━━ Document section ━━
How Havila Breakfast, Lunch, and Dinner works.
- RetiredCormac
- Aug 11
- 3 min read
Havila offers a unique and thoughtfully curated dining experience, ensuring that guests enjoy excellent meals each day. Managing to feed all the ships guests breakfast, lunch and dinner needs some organisation behind it.
TL;DR
This blog post describes how Havila organises its main restaurant for breakfast, lunch, and dinner, whilst serving distinct menus that appeal to all within a friendly and relaxed atmosphere.
Note - This post refers to the main restaurant - the Havrand, named after the point on the horizon where the sky meets the sea. Breakfast, lunch and dinner is served here to the majority of guests.
The Havrand restaurant offers a number of fixed dishes (i.e. are on the menu every day), and an additional number that match the four different coastal regions as the ship sails through. This means that the menu subtly changes during the voyage allowing guests to try something different for breakfast, lunch and dinner every day, whilst always having a few fall back dishes. The regions that influence the food are;
Flavours of the Fjords
Flavours of the polar region
Flavours of the Arctic
Flavours of the archipelago
Havila Breakfast
Breakfast changed between our first and second trips. It is now organised so that you can help yourself to small plates of cold breakfast items. As many as you want and finish. And you separately order hot food and hot drinks, again as much as you want through the dinning assistants. The hot food then turns up to your table a few minutes later.
━━━
━━ Dataset rows ━━
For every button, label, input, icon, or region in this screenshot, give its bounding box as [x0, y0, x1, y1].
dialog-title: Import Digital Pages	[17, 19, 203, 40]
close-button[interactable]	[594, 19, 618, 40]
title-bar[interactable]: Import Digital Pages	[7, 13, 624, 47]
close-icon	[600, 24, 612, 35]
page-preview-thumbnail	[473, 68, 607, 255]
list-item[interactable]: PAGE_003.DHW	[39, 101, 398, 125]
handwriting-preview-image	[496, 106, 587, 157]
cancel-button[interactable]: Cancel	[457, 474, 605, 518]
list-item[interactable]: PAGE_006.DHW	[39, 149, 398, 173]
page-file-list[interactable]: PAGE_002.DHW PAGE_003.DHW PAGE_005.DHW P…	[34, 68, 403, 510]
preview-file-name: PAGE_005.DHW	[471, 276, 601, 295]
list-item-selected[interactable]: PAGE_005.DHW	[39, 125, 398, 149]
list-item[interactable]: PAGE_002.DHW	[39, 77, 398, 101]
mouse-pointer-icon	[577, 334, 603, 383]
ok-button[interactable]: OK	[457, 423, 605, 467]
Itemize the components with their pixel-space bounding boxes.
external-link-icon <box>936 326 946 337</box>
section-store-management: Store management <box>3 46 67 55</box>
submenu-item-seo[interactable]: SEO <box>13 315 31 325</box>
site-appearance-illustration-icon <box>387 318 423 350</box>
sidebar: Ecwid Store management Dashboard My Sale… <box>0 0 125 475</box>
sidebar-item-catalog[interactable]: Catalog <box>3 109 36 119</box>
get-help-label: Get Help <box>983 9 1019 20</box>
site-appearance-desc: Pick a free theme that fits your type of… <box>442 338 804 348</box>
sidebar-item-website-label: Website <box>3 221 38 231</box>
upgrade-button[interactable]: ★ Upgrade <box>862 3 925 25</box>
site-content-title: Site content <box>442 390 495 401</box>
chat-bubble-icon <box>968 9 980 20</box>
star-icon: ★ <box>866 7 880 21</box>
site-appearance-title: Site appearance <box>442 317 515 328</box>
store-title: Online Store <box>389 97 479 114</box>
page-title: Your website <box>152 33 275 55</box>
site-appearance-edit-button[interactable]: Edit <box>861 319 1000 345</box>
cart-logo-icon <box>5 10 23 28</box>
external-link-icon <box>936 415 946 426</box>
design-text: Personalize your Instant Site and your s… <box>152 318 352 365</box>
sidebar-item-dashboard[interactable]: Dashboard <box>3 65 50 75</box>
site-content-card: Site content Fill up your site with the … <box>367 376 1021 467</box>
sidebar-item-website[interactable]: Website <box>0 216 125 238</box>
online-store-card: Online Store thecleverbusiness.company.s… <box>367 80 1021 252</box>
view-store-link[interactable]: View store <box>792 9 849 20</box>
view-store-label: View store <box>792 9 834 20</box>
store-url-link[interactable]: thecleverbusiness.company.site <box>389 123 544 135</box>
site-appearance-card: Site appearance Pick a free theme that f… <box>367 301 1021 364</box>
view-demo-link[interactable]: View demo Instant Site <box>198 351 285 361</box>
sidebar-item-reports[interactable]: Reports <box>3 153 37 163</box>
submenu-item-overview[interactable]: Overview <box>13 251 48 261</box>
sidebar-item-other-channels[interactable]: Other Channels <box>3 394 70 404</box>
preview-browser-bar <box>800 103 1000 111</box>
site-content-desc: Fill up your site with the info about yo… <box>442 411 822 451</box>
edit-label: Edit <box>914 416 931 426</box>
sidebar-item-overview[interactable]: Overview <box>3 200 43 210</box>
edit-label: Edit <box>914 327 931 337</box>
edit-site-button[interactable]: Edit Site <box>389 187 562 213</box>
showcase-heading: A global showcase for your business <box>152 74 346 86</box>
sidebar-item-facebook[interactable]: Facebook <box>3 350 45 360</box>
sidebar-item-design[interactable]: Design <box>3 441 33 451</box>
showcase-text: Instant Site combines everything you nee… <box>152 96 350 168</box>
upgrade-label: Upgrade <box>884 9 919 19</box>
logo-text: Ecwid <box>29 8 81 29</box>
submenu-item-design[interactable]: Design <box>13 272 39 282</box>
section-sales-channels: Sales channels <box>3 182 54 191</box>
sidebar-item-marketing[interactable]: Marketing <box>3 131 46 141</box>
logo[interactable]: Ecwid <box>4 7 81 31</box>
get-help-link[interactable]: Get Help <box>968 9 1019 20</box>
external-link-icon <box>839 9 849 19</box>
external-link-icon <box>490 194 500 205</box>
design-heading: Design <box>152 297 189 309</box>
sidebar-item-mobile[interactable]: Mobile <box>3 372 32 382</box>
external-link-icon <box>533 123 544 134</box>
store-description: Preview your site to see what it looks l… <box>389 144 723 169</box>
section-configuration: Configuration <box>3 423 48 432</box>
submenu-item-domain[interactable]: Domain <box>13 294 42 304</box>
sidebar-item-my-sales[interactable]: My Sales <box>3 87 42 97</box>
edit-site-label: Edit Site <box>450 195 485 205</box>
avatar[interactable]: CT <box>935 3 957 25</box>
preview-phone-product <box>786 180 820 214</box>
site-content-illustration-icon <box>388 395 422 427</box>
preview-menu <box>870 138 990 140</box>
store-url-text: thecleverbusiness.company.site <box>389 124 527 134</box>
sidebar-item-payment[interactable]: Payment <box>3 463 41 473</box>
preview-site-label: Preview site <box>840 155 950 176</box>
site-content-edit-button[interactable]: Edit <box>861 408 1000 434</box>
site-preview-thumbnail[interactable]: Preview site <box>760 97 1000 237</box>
━━━
• **Request**:
In the blog post on Havila's dining, what is the main restaurant named after?

• **Written solution**:
The point on the horizon where the sky meets the sea.